YOUR TASK ▸ From the entries that follow, extract each line holding the string "this".

Extracts from a graphics dataset
#####
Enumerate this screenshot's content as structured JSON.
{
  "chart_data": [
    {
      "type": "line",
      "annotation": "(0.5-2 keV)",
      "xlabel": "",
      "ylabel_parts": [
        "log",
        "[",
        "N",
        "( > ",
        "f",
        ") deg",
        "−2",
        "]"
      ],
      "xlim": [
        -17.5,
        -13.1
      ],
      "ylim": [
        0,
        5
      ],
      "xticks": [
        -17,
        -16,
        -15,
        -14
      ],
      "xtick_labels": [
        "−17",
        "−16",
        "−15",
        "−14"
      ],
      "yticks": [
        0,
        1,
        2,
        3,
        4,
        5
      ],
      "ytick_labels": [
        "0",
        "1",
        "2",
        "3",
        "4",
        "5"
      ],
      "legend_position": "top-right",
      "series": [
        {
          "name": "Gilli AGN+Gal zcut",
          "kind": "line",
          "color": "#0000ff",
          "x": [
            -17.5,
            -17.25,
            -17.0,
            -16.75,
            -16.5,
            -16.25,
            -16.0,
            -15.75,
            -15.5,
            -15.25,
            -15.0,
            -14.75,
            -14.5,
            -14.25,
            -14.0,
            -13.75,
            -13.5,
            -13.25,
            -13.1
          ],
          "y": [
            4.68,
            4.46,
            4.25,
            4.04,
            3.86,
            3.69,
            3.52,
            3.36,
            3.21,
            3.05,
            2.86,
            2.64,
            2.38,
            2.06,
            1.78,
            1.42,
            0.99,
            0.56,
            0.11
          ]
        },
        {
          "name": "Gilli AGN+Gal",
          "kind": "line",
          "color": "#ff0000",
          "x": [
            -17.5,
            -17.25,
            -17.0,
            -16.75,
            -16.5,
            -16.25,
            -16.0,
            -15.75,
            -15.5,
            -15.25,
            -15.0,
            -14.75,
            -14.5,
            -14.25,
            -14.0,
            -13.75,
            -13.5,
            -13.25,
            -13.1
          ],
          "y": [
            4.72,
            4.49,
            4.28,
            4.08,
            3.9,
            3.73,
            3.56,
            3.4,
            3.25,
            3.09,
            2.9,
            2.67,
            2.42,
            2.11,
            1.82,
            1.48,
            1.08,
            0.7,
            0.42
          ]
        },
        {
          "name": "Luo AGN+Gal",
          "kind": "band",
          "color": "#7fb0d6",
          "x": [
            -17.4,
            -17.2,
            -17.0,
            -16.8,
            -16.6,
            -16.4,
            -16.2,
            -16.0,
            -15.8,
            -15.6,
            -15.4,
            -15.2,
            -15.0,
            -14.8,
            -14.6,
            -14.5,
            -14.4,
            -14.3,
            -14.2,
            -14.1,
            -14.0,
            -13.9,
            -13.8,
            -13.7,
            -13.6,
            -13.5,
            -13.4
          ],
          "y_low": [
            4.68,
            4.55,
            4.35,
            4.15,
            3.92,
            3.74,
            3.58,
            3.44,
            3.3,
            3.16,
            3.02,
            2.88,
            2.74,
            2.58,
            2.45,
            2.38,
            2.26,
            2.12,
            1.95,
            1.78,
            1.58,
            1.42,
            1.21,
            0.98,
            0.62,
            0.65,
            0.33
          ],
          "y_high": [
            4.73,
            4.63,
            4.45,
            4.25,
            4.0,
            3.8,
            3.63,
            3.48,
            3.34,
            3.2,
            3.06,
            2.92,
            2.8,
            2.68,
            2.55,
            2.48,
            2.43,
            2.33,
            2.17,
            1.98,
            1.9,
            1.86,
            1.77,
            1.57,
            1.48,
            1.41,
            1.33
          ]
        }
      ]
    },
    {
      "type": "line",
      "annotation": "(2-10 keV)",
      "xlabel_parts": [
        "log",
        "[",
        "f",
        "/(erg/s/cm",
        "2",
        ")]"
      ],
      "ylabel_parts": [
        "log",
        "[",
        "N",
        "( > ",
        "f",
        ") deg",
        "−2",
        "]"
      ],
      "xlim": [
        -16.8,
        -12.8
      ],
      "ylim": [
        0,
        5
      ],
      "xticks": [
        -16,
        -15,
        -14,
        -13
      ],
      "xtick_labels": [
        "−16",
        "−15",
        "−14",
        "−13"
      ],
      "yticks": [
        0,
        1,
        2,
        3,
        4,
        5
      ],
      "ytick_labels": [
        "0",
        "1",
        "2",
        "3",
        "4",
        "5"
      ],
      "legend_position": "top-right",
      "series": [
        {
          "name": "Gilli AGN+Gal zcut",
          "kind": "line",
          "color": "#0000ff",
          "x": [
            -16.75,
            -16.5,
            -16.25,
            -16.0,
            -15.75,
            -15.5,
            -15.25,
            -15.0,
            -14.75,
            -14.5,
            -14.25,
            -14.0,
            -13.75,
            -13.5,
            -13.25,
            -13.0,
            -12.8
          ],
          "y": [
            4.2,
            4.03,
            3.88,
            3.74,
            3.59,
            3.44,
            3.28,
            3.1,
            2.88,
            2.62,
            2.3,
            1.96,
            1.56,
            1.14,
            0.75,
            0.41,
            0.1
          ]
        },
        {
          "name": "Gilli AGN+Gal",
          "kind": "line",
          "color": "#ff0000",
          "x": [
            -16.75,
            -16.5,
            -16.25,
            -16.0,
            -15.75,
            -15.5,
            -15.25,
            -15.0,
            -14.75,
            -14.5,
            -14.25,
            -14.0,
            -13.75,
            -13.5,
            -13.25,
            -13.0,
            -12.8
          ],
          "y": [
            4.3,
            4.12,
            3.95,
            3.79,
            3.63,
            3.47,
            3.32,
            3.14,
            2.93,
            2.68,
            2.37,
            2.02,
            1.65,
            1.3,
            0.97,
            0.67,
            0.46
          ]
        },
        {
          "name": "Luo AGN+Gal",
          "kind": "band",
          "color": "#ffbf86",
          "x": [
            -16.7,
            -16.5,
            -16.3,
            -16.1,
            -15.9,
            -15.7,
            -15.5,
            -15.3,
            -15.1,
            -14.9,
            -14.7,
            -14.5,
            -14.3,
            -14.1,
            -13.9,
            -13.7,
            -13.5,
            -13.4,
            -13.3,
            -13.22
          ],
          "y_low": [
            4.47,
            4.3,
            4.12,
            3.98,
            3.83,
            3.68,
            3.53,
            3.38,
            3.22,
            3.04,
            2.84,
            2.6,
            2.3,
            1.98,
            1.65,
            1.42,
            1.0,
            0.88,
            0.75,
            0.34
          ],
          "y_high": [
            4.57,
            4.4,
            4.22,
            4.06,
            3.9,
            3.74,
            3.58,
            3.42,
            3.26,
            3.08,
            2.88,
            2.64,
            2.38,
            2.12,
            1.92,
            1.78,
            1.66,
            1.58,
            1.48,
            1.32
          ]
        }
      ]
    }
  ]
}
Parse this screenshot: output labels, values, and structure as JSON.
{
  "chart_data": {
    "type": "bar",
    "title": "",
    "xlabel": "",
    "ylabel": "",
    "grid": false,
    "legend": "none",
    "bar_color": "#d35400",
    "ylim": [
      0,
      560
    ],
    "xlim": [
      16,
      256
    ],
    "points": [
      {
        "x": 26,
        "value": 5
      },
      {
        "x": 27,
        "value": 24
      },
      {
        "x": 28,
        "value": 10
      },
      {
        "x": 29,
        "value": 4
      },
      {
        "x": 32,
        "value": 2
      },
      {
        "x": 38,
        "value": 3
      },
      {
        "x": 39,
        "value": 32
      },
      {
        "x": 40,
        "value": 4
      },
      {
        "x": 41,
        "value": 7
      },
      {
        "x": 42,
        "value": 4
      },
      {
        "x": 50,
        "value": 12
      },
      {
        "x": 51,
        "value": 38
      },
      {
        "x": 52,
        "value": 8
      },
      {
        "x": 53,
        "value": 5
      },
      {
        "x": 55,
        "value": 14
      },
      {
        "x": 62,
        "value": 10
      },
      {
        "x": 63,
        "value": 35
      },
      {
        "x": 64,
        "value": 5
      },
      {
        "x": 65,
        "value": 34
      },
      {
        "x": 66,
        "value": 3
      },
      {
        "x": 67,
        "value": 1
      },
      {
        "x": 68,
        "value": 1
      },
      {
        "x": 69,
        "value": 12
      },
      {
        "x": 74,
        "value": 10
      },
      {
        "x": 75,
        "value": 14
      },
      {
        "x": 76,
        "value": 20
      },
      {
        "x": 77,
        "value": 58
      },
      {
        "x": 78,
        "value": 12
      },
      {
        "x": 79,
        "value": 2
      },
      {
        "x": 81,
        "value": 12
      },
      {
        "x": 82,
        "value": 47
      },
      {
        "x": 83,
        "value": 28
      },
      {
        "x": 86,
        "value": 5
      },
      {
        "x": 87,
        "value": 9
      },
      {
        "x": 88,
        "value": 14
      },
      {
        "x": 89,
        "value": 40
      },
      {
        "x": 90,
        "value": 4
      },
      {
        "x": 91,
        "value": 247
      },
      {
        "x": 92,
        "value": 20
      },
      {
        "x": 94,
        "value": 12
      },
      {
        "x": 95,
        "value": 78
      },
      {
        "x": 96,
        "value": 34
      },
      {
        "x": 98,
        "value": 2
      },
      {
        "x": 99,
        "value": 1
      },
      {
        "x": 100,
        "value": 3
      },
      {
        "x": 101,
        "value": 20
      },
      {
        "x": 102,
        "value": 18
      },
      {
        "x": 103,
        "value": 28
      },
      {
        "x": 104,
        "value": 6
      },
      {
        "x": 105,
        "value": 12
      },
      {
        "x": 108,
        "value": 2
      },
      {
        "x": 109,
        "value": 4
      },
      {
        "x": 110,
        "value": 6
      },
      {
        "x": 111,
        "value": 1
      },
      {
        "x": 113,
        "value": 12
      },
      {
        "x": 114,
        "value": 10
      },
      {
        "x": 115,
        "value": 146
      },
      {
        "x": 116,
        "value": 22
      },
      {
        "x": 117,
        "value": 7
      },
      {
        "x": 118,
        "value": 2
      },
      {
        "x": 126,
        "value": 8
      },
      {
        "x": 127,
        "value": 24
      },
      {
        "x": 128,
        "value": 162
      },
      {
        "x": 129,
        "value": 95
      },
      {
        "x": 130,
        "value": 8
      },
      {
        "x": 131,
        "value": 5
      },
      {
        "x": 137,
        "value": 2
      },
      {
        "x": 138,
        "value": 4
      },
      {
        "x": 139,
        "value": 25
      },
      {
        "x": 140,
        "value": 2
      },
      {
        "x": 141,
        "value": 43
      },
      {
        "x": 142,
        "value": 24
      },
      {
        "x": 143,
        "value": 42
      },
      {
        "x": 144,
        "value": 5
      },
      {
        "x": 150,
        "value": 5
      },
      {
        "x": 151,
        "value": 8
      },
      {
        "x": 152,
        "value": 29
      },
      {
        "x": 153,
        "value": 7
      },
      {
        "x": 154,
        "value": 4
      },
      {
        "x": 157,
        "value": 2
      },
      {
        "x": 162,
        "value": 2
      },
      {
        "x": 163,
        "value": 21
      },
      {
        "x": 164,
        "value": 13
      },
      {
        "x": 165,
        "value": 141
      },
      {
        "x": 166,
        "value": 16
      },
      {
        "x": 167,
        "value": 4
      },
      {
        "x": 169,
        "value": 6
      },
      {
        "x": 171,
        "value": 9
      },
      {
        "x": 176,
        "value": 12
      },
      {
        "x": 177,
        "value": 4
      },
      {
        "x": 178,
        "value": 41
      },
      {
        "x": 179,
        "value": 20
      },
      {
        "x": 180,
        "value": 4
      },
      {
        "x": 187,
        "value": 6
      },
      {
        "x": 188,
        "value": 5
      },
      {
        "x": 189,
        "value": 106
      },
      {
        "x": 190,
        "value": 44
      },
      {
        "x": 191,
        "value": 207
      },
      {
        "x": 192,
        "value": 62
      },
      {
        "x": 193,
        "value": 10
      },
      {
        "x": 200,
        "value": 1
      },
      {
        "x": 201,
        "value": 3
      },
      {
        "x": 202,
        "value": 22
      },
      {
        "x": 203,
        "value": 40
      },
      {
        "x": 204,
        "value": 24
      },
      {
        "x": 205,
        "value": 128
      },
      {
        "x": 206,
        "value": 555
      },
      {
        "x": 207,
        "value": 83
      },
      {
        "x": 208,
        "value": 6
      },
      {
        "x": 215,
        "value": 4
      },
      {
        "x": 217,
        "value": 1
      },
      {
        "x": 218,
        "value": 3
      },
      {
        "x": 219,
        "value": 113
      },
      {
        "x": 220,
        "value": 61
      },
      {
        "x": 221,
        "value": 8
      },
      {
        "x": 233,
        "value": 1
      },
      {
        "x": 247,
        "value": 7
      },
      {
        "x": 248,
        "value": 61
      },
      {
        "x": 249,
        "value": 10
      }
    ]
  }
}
#####
RESPONSE BELOW ▸
Enumerate this screenshot's content as structured JSON.
Parse this screenshot: output labels, values, and structure as JSON.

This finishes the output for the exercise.